[Data listing start]

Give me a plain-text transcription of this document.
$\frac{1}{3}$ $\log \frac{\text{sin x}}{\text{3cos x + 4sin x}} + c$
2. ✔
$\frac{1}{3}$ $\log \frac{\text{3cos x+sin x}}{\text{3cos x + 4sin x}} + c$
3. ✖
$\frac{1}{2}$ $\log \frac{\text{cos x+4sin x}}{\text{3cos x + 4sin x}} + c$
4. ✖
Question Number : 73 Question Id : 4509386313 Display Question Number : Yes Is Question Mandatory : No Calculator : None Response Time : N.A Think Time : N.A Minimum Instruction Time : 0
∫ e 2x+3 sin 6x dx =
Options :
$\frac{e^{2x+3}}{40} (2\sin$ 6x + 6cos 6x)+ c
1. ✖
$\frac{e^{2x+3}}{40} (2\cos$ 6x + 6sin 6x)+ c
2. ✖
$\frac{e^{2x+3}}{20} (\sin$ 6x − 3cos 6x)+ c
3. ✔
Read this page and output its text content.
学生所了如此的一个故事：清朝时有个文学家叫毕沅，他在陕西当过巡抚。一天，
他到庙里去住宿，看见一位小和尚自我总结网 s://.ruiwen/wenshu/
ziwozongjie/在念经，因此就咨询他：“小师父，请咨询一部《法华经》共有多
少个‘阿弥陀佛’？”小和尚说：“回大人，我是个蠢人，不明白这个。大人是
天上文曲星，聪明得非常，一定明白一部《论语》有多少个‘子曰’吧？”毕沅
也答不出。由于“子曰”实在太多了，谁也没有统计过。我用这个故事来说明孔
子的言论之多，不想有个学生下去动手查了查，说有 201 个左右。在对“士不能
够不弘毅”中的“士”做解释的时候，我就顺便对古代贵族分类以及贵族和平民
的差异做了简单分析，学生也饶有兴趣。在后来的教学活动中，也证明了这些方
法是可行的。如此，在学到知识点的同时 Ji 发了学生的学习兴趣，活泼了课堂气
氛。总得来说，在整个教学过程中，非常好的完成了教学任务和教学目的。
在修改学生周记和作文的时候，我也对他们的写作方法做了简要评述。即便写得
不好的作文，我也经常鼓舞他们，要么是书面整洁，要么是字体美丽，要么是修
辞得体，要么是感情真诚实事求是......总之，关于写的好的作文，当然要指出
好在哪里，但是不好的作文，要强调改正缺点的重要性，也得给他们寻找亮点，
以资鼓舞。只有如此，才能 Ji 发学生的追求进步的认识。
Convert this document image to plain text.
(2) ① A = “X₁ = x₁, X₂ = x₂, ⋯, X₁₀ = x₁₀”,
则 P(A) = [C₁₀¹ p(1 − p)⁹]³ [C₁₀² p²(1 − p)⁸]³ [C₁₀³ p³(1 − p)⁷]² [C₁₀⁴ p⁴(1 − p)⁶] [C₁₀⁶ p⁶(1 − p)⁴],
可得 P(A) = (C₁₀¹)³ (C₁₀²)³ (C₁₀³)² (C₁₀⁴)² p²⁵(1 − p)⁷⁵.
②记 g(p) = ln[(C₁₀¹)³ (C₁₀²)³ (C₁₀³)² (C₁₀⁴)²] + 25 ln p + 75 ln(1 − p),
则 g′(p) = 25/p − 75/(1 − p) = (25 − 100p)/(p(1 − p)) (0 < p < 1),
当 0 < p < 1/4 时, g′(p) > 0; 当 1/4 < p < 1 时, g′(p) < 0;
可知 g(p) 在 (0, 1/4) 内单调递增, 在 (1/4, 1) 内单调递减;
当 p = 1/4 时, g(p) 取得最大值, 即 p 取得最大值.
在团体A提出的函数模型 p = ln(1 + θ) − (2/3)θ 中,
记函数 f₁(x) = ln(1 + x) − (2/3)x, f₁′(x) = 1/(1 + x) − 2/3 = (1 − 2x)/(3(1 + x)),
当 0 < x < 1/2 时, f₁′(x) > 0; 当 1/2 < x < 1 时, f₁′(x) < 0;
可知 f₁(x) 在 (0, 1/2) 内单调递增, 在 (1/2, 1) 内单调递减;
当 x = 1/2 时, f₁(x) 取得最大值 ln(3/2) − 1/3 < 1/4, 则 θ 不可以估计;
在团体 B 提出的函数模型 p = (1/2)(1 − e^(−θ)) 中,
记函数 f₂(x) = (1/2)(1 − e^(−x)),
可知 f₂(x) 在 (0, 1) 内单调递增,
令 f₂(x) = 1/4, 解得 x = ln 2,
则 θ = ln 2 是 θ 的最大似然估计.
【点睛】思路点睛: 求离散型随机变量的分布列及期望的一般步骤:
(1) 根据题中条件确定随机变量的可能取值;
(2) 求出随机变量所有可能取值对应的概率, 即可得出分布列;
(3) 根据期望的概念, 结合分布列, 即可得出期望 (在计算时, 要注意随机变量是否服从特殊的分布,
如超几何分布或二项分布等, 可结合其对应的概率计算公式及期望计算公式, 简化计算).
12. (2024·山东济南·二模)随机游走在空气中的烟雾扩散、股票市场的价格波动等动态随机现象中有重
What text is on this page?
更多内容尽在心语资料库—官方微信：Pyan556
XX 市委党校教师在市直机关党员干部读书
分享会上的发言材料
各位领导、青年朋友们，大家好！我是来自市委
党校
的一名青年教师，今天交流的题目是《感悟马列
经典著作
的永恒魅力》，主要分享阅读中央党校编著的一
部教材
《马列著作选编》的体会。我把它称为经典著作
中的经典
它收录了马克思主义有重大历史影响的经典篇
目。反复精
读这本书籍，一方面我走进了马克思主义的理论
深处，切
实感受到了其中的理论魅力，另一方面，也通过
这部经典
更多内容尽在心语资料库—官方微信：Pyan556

[Data listing end]

> _Your objective_: Search the preceding listing for the word "C₁₀²" and pull out every line that holds it.

> _Task answer_:
则 P(A) = [C₁₀¹ p(1 − p)⁹]³ [C₁₀² p²(1 − p)⁸]³ [C₁₀³ p³(1 − p)⁷]² [C₁₀⁴ p⁴(1 − p)⁶] [C₁₀⁶ p⁶(1 − p)⁴],
可得 P(A) = (C₁₀¹)³ (C₁₀²)³ (C₁₀³)² (C₁₀⁴)² p²⁵(1 − p)⁷⁵.
②记 g(p) = ln[(C₁₀¹)³ (C₁₀²)³ (C₁₀³)² (C₁₀⁴)²] + 25 ln p + 75 ln(1 − p),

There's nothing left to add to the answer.